__What you need to do__
Give a count of the lines below that have the string "pomocí" in them, with no other words.

-- Start Input material --

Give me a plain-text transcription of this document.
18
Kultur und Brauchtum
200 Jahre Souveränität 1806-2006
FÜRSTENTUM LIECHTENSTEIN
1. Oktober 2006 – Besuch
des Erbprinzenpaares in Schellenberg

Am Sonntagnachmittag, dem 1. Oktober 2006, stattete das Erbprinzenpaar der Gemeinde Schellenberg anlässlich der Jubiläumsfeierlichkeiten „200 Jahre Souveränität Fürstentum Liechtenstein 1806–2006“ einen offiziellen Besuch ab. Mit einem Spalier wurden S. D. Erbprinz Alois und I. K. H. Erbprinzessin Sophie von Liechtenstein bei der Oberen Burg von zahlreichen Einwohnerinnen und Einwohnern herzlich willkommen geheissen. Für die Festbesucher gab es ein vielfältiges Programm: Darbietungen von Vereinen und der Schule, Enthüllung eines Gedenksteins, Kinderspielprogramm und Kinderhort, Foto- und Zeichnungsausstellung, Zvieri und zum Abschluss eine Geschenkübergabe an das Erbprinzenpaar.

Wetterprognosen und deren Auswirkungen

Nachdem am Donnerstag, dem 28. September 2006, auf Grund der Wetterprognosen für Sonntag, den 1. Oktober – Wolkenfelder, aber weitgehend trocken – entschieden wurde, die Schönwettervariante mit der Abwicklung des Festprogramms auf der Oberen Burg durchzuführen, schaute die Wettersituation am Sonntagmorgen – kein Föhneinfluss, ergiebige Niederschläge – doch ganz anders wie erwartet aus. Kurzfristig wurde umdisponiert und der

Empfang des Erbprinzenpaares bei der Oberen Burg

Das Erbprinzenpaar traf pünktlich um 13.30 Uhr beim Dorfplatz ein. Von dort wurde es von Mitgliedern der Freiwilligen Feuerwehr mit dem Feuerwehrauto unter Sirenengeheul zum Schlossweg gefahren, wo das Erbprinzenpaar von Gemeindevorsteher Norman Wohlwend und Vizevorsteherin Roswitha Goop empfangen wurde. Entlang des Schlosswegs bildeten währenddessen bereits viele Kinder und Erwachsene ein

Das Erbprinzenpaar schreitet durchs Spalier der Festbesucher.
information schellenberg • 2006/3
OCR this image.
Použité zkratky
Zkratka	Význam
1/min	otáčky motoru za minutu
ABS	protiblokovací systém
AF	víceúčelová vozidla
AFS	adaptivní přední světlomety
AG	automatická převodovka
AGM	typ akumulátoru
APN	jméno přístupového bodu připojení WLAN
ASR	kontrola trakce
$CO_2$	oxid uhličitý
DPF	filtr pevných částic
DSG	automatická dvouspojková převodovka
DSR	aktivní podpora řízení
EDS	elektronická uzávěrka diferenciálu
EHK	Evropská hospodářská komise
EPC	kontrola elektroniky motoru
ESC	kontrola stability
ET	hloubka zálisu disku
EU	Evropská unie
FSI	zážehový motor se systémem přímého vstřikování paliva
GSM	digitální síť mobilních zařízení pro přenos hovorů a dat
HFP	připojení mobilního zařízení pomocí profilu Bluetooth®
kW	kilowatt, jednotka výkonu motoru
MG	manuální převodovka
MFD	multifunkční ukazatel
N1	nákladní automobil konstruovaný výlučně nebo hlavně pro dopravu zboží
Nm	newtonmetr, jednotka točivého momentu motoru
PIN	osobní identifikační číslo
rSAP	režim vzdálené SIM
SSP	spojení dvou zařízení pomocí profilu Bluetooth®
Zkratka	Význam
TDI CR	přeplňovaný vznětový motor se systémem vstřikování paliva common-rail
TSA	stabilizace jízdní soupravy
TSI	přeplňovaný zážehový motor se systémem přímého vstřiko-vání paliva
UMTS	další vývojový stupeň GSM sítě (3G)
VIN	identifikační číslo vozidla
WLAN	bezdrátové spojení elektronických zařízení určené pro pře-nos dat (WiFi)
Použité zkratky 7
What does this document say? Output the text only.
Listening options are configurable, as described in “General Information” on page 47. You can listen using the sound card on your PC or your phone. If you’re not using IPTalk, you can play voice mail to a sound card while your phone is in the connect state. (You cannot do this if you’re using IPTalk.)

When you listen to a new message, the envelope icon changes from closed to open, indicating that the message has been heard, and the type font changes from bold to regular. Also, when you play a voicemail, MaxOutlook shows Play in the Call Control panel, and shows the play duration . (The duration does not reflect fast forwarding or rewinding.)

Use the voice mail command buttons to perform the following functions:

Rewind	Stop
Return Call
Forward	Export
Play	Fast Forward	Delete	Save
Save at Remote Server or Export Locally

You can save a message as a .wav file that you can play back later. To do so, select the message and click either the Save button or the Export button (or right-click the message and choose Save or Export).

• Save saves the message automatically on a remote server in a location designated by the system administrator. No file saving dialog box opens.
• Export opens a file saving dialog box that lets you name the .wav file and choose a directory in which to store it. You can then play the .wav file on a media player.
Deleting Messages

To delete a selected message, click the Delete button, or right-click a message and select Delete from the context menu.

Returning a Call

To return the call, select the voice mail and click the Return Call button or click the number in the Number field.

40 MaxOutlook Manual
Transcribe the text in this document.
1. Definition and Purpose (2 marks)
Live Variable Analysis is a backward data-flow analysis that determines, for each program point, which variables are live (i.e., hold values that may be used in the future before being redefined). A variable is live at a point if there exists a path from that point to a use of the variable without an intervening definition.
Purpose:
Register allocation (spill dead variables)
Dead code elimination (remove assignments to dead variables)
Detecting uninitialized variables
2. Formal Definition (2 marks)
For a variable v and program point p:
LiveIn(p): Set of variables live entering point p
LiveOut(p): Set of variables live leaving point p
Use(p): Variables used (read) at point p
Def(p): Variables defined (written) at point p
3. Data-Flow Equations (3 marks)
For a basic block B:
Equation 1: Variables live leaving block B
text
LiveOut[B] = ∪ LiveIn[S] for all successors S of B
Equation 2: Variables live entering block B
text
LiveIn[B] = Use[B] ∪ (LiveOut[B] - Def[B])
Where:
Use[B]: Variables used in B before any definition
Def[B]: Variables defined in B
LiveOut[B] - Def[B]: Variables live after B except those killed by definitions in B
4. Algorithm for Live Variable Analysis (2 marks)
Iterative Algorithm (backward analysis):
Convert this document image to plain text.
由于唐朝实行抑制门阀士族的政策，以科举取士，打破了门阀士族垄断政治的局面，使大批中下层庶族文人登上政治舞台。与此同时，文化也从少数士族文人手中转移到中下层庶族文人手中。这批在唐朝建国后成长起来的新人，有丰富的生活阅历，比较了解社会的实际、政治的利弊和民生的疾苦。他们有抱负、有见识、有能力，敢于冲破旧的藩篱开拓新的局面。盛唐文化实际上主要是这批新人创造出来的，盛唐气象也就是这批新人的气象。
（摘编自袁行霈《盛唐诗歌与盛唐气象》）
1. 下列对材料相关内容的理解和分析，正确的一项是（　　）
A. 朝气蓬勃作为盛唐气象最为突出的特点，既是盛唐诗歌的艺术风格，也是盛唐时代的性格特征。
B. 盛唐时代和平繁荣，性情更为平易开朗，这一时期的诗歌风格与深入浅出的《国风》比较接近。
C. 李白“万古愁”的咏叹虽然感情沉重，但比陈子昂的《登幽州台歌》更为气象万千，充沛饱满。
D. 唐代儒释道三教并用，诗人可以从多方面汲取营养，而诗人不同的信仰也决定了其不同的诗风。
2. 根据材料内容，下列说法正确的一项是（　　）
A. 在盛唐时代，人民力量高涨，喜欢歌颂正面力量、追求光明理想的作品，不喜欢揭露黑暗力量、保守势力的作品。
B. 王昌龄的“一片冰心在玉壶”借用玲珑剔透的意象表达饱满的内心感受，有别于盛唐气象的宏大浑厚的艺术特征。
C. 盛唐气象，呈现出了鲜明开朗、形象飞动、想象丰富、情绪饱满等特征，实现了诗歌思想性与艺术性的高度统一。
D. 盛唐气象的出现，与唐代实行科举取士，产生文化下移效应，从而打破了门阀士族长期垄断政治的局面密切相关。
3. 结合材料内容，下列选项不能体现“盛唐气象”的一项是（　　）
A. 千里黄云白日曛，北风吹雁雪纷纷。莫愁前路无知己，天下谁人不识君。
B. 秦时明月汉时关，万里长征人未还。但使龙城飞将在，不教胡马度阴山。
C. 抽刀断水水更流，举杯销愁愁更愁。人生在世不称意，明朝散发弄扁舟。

-- End Input material --

__Result__
2